• Requirement: Copy out each line exactly as it appears.

(Dataset items)
######

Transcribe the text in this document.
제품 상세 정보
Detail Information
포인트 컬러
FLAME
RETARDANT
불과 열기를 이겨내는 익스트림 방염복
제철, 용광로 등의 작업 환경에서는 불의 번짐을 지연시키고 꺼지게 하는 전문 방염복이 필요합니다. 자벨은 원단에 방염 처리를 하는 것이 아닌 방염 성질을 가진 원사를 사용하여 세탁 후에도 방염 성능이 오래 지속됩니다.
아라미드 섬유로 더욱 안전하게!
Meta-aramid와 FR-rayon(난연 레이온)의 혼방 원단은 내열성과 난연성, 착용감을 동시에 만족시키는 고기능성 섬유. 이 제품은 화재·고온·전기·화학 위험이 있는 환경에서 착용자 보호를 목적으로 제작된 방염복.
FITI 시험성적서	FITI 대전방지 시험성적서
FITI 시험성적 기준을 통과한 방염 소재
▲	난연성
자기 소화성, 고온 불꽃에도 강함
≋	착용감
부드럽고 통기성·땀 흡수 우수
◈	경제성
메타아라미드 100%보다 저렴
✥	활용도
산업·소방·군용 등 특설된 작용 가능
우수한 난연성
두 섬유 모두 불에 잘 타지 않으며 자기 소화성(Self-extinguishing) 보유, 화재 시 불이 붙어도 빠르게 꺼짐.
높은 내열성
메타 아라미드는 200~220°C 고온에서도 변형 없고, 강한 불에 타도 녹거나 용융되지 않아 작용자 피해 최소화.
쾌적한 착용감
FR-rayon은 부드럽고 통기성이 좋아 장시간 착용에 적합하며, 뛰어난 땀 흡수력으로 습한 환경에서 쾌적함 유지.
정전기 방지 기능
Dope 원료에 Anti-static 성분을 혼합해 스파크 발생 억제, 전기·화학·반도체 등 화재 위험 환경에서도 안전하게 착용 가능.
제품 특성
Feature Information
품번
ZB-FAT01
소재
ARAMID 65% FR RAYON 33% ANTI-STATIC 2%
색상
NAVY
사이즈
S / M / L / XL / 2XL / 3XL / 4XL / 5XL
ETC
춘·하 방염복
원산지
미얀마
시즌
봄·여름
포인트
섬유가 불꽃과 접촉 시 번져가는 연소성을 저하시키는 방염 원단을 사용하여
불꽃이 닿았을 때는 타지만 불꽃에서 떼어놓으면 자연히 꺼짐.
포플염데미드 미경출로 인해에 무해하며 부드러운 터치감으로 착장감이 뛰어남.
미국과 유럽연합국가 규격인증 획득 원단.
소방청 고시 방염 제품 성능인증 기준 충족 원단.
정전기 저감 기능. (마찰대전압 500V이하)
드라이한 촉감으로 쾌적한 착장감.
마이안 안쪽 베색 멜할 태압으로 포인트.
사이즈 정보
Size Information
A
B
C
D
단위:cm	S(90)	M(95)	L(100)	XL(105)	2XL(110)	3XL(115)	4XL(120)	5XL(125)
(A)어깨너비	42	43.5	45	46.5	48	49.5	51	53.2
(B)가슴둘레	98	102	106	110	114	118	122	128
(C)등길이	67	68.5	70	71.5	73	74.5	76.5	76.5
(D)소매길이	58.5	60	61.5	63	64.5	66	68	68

######

• Answer for this exercise:
Transcribe the text in this document.
제품 상세 정보
Detail Information
포인트 컬러
FLAME
RETARDANT
불과 열기를 이겨내는 익스트림 방염복
제철, 용광로 등의 작업 환경에서는 불의 번짐을 지연시키고 꺼지게 하는 전문 방염복이 필요합니다. 자벨은 원단에 방염 처리를 하는 것이 아닌 방염 성질을 가진 원사를 사용하여 세탁 후에도 방염 성능이 오래 지속됩니다.
아라미드 섬유로 더욱 안전하게!
Meta-aramid와 FR-rayon(난연 레이온)의 혼방 원단은 내열성과 난연성, 착용감을 동시에 만족시키는 고기능성 섬유. 이 제품은 화재·고온·전기·화학 위험이 있는 환경에서 착용자 보호를 목적으로 제작된 방염복.
FITI 시험성적서	FITI 대전방지 시험성적서
FITI 시험성적 기준을 통과한 방염 소재
▲	난연성
자기 소화성, 고온 불꽃에도 강함
≋	착용감
부드럽고 통기성·땀 흡수 우수
◈	경제성
메타아라미드 100%보다 저렴
✥	활용도
산업·소방·군용 등 특설된 작용 가능
우수한 난연성
두 섬유 모두 불에 잘 타지 않으며 자기 소화성(Self-extinguishing) 보유, 화재 시 불이 붙어도 빠르게 꺼짐.
높은 내열성
메타 아라미드는 200~220°C 고온에서도 변형 없고, 강한 불에 타도 녹거나 용융되지 않아 작용자 피해 최소화.
쾌적한 착용감
FR-rayon은 부드럽고 통기성이 좋아 장시간 착용에 적합하며, 뛰어난 땀 흡수력으로 습한 환경에서 쾌적함 유지.
정전기 방지 기능
Dope 원료에 Anti-static 성분을 혼합해 스파크 발생 억제, 전기·화학·반도체 등 화재 위험 환경에서도 안전하게 착용 가능.
제품 특성
Feature Information
품번
ZB-FAT01
소재
ARAMID 65% FR RAYON 33% ANTI-STATIC 2%
색상
NAVY
사이즈
S / M / L / XL / 2XL / 3XL / 4XL / 5XL
ETC
춘·하 방염복
원산지
미얀마
시즌
봄·여름
포인트
섬유가 불꽃과 접촉 시 번져가는 연소성을 저하시키는 방염 원단을 사용하여
불꽃이 닿았을 때는 타지만 불꽃에서 떼어놓으면 자연히 꺼짐.
포플염데미드 미경출로 인해에 무해하며 부드러운 터치감으로 착장감이 뛰어남.
미국과 유럽연합국가 규격인증 획득 원단.
소방청 고시 방염 제품 성능인증 기준 충족 원단.
정전기 저감 기능. (마찰대전압 500V이하)
드라이한 촉감으로 쾌적한 착장감.
마이안 안쪽 베색 멜할 태압으로 포인트.
사이즈 정보
Size Information
A
B
C
D
단위:cm	S(90)	M(95)	L(100)	XL(105)	2XL(110)	3XL(115)	4XL(120)	5XL(125)
(A)어깨너비	42	43.5	45	46.5	48	49.5	51	53.2
(B)가슴둘레	98	102	106	110	114	118	122	128
(C)등길이	67	68.5	70	71.5	73	74.5	76.5	76.5
(D)소매길이	58.5	60	61.5	63	64.5	66	68	68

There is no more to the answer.